──────── RECORDS FOR PROCESSING

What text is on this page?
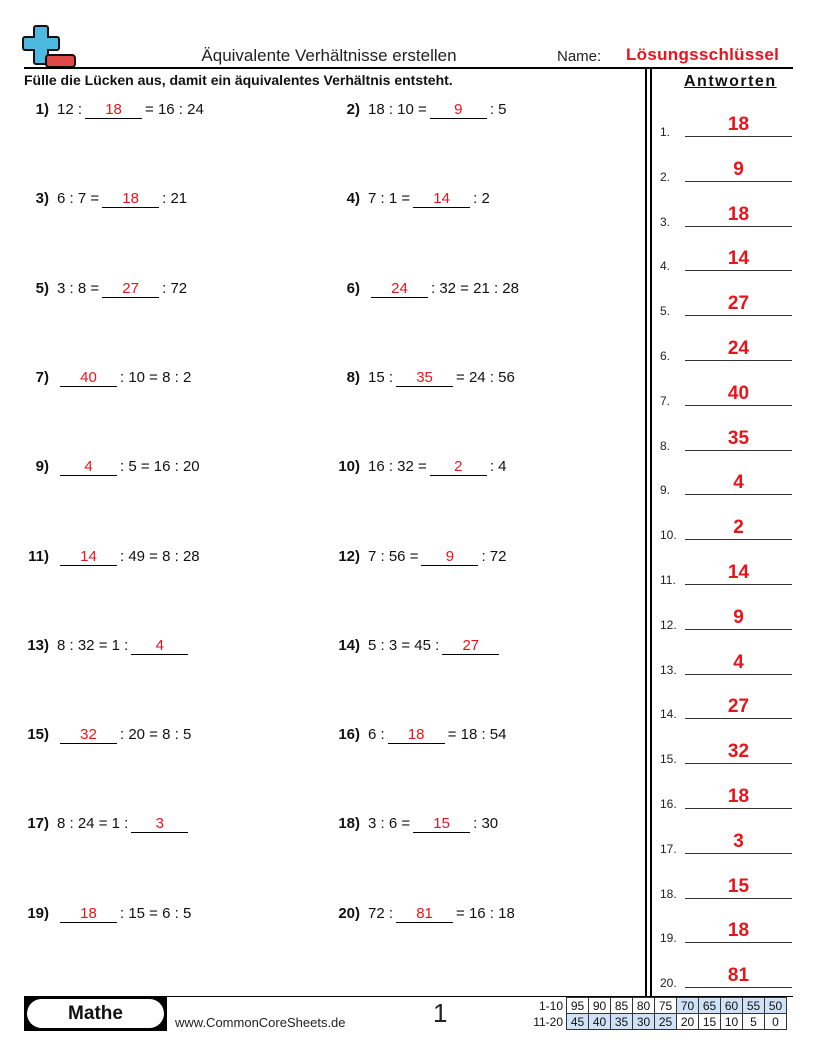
Äquivalente Verhältnisse erstellen	Name: Lösungsschlüssel
Fülle die Lücken aus, damit ein äquivalentes Verhältnis entsteht.	Antworten
1) 12 :	18	= 16 : 24	2) 18 : 10 =	9	: 5
3) 6 : 7 =	18	: 21	4) 7 : 1 =	14	: 2
5) 3 : 8 =	27	: 72	6)	24	: 32 = 21 : 28
7)	40	: 10 = 8 : 2	8) 15 :	35	= 24 : 56
9)	4	: 5 = 16 : 20	10) 16 : 32 =	2	: 4
11)	14	: 49 = 8 : 28	12) 7 : 56 =	9	: 72
13) 8 : 32 = 1 :	4	14) 5 : 3 = 45 :	27
15)	32	: 20 = 8 : 5	16) 6 :	18	= 18 : 54
17) 8 : 24 = 1 :	3	18) 3 : 6 =	15	: 30
19)	18	: 15 = 6 : 5	20) 72 :	81	= 16 : 18
1.	18
2.	9
3.	18
4.	14
5.	27
6.	24
7.	40
8.	35
9.	4
10.	2
11.	14
12.	9
13.	4
14.	27
15.	32
16.	18
17.	3
18.	15
19.	18
20.	81
Mathe	www.CommonCoreSheets.de	1	1-10	95	90	85	80	75	70	65	60	55	50
11-20	45	40	35	30	25	20	15	10	5	0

────────────────

SET EXERCISE: Omit the pictures, and quote the material above exactly as given.

RESPONSE TO THE EXERCISE:
What text is on this page?
Äquivalente Verhältnisse erstellen	Name: Lösungsschlüssel
Fülle die Lücken aus, damit ein äquivalentes Verhältnis entsteht.	Antworten
1) 12 :	18	= 16 : 24	2) 18 : 10 =	9	: 5
3) 6 : 7 =	18	: 21	4) 7 : 1 =	14	: 2
5) 3 : 8 =	27	: 72	6)	24	: 32 = 21 : 28
7)	40	: 10 = 8 : 2	8) 15 :	35	= 24 : 56
9)	4	: 5 = 16 : 20	10) 16 : 32 =	2	: 4
11)	14	: 49 = 8 : 28	12) 7 : 56 =	9	: 72
13) 8 : 32 = 1 :	4	14) 5 : 3 = 45 :	27
15)	32	: 20 = 8 : 5	16) 6 :	18	= 18 : 54
17) 8 : 24 = 1 :	3	18) 3 : 6 =	15	: 30
19)	18	: 15 = 6 : 5	20) 72 :	81	= 16 : 18
1.	18
2.	9
3.	18
4.	14
5.	27
6.	24
7.	40
8.	35
9.	4
10.	2
11.	14
12.	9
13.	4
14.	27
15.	32
16.	18
17.	3
18.	15
19.	18
20.	81
Mathe	www.CommonCoreSheets.de	1	1-10	95	90	85	80	75	70	65	60	55	50
11-20	45	40	35	30	25	20	15	10	5	0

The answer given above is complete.